* **PROBLEM**
Copy out every line of the data exactly.

* **INPUT RECORDS**
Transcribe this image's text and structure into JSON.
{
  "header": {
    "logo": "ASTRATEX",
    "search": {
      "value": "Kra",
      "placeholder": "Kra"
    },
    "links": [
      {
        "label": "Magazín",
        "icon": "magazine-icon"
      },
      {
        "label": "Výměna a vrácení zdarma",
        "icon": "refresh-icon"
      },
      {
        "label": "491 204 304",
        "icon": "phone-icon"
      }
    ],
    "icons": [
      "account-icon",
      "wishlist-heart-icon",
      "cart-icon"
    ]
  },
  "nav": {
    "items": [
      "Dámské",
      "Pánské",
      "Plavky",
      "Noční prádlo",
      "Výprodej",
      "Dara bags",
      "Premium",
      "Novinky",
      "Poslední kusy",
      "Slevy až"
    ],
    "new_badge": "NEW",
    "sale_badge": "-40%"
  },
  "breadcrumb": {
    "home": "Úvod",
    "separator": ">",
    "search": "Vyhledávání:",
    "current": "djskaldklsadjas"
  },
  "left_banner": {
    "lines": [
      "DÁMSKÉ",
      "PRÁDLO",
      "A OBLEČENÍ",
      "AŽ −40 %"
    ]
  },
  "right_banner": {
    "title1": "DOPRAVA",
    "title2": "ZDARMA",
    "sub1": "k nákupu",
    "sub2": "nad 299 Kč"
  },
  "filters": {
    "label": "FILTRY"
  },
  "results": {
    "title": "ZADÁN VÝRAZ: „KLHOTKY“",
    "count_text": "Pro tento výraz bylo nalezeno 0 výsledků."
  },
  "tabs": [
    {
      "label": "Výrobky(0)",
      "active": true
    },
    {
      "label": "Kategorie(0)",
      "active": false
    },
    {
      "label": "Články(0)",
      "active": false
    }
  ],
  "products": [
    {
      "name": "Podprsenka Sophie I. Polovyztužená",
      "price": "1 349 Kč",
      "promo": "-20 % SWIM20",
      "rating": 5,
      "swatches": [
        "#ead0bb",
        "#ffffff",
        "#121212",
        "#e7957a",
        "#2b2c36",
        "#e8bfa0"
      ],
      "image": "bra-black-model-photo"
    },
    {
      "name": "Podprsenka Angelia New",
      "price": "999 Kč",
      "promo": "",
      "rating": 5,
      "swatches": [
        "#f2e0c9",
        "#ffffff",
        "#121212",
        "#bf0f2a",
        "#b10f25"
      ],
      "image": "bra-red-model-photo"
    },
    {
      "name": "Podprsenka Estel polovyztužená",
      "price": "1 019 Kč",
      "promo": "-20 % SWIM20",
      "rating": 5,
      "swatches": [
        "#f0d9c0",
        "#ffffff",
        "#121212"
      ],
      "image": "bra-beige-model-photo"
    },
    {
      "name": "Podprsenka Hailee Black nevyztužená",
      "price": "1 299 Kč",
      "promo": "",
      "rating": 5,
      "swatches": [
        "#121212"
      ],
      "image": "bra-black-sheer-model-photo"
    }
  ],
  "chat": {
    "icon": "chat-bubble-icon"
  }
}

* **EXERCISE OUTPUT**
Transcribe this image's text and structure into JSON.
{
  "header": {
    "logo": "ASTRATEX",
    "search": {
      "value": "Kra",
      "placeholder": "Kra"
    },
    "links": [
      {
        "label": "Magazín",
        "icon": "magazine-icon"
      },
      {
        "label": "Výměna a vrácení zdarma",
        "icon": "refresh-icon"
      },
      {
        "label": "491 204 304",
        "icon": "phone-icon"
      }
    ],
    "icons": [
      "account-icon",
      "wishlist-heart-icon",
      "cart-icon"
    ]
  },
  "nav": {
    "items": [
      "Dámské",
      "Pánské",
      "Plavky",
      "Noční prádlo",
      "Výprodej",
      "Dara bags",
      "Premium",
      "Novinky",
      "Poslední kusy",
      "Slevy až"
    ],
    "new_badge": "NEW",
    "sale_badge": "-40%"
  },
  "breadcrumb": {
    "home": "Úvod",
    "separator": ">",
    "search": "Vyhledávání:",
    "current": "djskaldklsadjas"
  },
  "left_banner": {
    "lines": [
      "DÁMSKÉ",
      "PRÁDLO",
      "A OBLEČENÍ",
      "AŽ −40 %"
    ]
  },
  "right_banner": {
    "title1": "DOPRAVA",
    "title2": "ZDARMA",
    "sub1": "k nákupu",
    "sub2": "nad 299 Kč"
  },
  "filters": {
    "label": "FILTRY"
  },
  "results": {
    "title": "ZADÁN VÝRAZ: „KLHOTKY“",
    "count_text": "Pro tento výraz bylo nalezeno 0 výsledků."
  },
  "tabs": [
    {
      "label": "Výrobky(0)",
      "active": true
    },
    {
      "label": "Kategorie(0)",
      "active": false
    },
    {
      "label": "Články(0)",
      "active": false
    }
  ],
  "products": [
    {
      "name": "Podprsenka Sophie I. Polovyztužená",
      "price": "1 349 Kč",
      "promo": "-20 % SWIM20",
      "rating": 5,
      "swatches": [
        "#ead0bb",
        "#ffffff",
        "#121212",
        "#e7957a",
        "#2b2c36",
        "#e8bfa0"
      ],
      "image": "bra-black-model-photo"
    },
    {
      "name": "Podprsenka Angelia New",
      "price": "999 Kč",
      "promo": "",
      "rating": 5,
      "swatches": [
        "#f2e0c9",
        "#ffffff",
        "#121212",
        "#bf0f2a",
        "#b10f25"
      ],
      "image": "bra-red-model-photo"
    },
    {
      "name": "Podprsenka Estel polovyztužená",
      "price": "1 019 Kč",
      "promo": "-20 % SWIM20",
      "rating": 5,
      "swatches": [
        "#f0d9c0",
        "#ffffff",
        "#121212"
      ],
      "image": "bra-beige-model-photo"
    },
    {
      "name": "Podprsenka Hailee Black nevyztužená",
      "price": "1 299 Kč",
      "promo": "",
      "rating": 5,
      "swatches": [
        "#121212"
      ],
      "image": "bra-black-sheer-model-photo"
    }
  ],
  "chat": {
    "icon": "chat-bubble-icon"
  }
}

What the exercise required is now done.